CONSIGNE ÉCRITE 1: Recopiez fidèlement les entrées ci-dessous, depuis la toute première jusqu'à la ligne contenant « 463, 102, 506] », celle-ci comprise.

EXTRAIT CHOISI:
□ □ □ □ □

Prémisses philosophiques du
libéralisme et justice sociale
Première conférence le 17/11/04
à Angers
Je voudrais d’abord signaler une équivoque concernant le
terme de libéralisme pour la lever : chez nous le mot, sous
l’expression
de néo-libéralisme, est synonyme de capitalisme sauvage
et de la liberté
d’entreprendre des seuls détenteurs des capitaux aux
dépens des salariés, alors
qu’aux USA le terme est connoté à gauche ; il
désigne le courant culturel
et politique qui fait de progrès social et des libertés
concernant les mœurs et
les opinions les conditions de la liberté individuelle. Or, si
on
se rapporte à
l’origine philosophique du terme c’est à l’évidence le
sens nord américain qui
s’impose car le libéralisme est une invention des
Lumières contre les formes
conservatrices traditionnelles-religieuses et inégalitaires du pouvoir sociétal pour promouvoir le
progrès politique, social et culturel pour tous. Ma thèse
sera ici de montrer
en quoi cette équivoque procède d’un véritable
détournement de sens visant à
présenter les progressistes comme des ennemis de la
liberté, comme des
anti-libéraux, sinon des totalitaires voulant asservir les
individus à la toute
puissance de l’état ; ce détournement vise à
faire consentir le plus grand
nombre aux mesures les plus anti-sociales d’un capitalisme
dérégulé
Mais ce détournement est pire encore dans ses effets politiques lorsque les progressistes le reprennent à leur compte pour dénoncer le libéralisme en général en oubliant son sens authentique. Le but de mes interventions sera donc de rétablir ce sens originaire afin de redonner au libéralisme ses lettres de noblesse progressistes et d’opposer au pseudo-libéralisme, non un anti-libéralisme politiquement dommageable (tous les totalitarismes se sont réclamés de l’anti-libéralisme), mais un authentique libéralisme au sens progressiste et social du terme, en montrant en quoi ce détournement est philosophiquement fallacieux et politiquement dangereux.

□ □ □ □ □

ENTRÉES FOURNIES:
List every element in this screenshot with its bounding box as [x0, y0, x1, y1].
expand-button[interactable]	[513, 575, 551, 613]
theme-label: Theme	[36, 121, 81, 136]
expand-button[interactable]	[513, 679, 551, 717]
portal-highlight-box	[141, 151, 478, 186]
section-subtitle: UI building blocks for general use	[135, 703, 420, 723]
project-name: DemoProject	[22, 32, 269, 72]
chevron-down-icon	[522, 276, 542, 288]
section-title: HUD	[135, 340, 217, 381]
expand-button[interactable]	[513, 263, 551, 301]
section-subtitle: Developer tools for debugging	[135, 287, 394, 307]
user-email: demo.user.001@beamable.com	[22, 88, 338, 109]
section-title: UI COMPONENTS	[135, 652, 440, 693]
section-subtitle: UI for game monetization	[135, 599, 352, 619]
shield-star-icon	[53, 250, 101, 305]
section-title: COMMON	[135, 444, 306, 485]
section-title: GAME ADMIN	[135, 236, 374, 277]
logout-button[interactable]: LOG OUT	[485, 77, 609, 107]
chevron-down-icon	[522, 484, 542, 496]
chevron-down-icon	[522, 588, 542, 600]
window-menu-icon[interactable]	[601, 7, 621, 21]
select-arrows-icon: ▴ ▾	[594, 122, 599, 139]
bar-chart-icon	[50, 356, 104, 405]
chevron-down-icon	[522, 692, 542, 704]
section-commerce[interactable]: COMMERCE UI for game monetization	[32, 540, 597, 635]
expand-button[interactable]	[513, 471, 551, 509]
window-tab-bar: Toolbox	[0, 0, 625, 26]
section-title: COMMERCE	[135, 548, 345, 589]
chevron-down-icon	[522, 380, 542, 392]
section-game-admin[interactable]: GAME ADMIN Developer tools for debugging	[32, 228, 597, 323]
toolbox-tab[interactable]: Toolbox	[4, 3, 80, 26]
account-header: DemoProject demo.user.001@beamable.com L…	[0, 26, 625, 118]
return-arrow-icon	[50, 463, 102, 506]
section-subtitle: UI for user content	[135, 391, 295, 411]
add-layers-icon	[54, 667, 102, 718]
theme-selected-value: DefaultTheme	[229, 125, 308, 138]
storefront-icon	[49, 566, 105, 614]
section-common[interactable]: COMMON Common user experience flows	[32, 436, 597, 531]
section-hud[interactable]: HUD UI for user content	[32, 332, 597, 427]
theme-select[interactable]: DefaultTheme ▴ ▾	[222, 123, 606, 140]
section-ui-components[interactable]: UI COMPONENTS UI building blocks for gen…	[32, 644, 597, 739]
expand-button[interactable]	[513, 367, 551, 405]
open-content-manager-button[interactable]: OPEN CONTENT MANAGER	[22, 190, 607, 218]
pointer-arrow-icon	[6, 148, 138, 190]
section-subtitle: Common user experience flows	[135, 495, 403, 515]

□ □ □ □ □

CONSIGNE ÉCRITE 2: Poursuivez le texte sur les prémisses philosophiques du libéralisme en enchaînant directement après sa dernière phrase.

RÉSULTAT ATTENDU 1:
List every element in this screenshot with its bounding box as [x0, y0, x1, y1].
expand-button[interactable]	[513, 575, 551, 613]
theme-label: Theme	[36, 121, 81, 136]
expand-button[interactable]	[513, 679, 551, 717]
portal-highlight-box	[141, 151, 478, 186]
section-subtitle: UI building blocks for general use	[135, 703, 420, 723]
project-name: DemoProject	[22, 32, 269, 72]
chevron-down-icon	[522, 276, 542, 288]
section-title: HUD	[135, 340, 217, 381]
expand-button[interactable]	[513, 263, 551, 301]
section-subtitle: Developer tools for debugging	[135, 287, 394, 307]
user-email: demo.user.001@beamable.com	[22, 88, 338, 109]
section-title: UI COMPONENTS	[135, 652, 440, 693]
section-subtitle: UI for game monetization	[135, 599, 352, 619]
shield-star-icon	[53, 250, 101, 305]
section-title: COMMON	[135, 444, 306, 485]
section-title: GAME ADMIN	[135, 236, 374, 277]
logout-button[interactable]: LOG OUT	[485, 77, 609, 107]
chevron-down-icon	[522, 484, 542, 496]
chevron-down-icon	[522, 588, 542, 600]
window-menu-icon[interactable]	[601, 7, 621, 21]
select-arrows-icon: ▴ ▾	[594, 122, 599, 139]
bar-chart-icon	[50, 356, 104, 405]
chevron-down-icon	[522, 692, 542, 704]
section-commerce[interactable]: COMMERCE UI for game monetization	[32, 540, 597, 635]
expand-button[interactable]	[513, 471, 551, 509]
window-tab-bar: Toolbox	[0, 0, 625, 26]
section-title: COMMERCE	[135, 548, 345, 589]
chevron-down-icon	[522, 380, 542, 392]
section-game-admin[interactable]: GAME ADMIN Developer tools for debugging	[32, 228, 597, 323]
toolbox-tab[interactable]: Toolbox	[4, 3, 80, 26]
account-header: DemoProject demo.user.001@beamable.com L…	[0, 26, 625, 118]
return-arrow-icon	[50, 463, 102, 506]

RÉSULTAT ATTENDU 2:
Ainsi cette liberté
individuelle, spontanée, voire naturelle, nous y reviendrons,
est de fait
ego-centrée, voire égoïste ; chacun est
à lui-même sa propre fin et fait
des autres, dans le meilleur des cas un moyen, et dans le pire un
obstacle-concurrent à écarter, sinon à
détruire. Elle implique la capacité
reconnue d’entreprendre sans se soucier
des intérêts des autres, à l’exception
éventuelle de ses proches, sinon à ne
les considérer que pour se satisfaire soi-même. Plus de
fidélité ou
d’attachement durables, de soumission à un ordre social
immuable, et encore
moins transcendant. L’égoïsme est inscrit dans la nature
passionnelle des
hommes et ce que le christianisme voyait comme un péché
originel est un état
nécessairement indépassable pour l’immense
majorité des individus. Loin de
prétendre les transformer, ce qui est impossible sans les
terroriser, il faut
donc les mettre en condition de satisfaire leur égoïsme
sans nuire aux autres.
Les saints, s’ils existent, sont au delà de l’humaine condition
et une société
de saints serait proprement inhumaine. L’idéal de
sainteté est, pour l’immense
majorité, irréaliste et, de fait, ne peut qu’encourager
l’hypocrisie et inciter
à la haine violente de soi et des autres.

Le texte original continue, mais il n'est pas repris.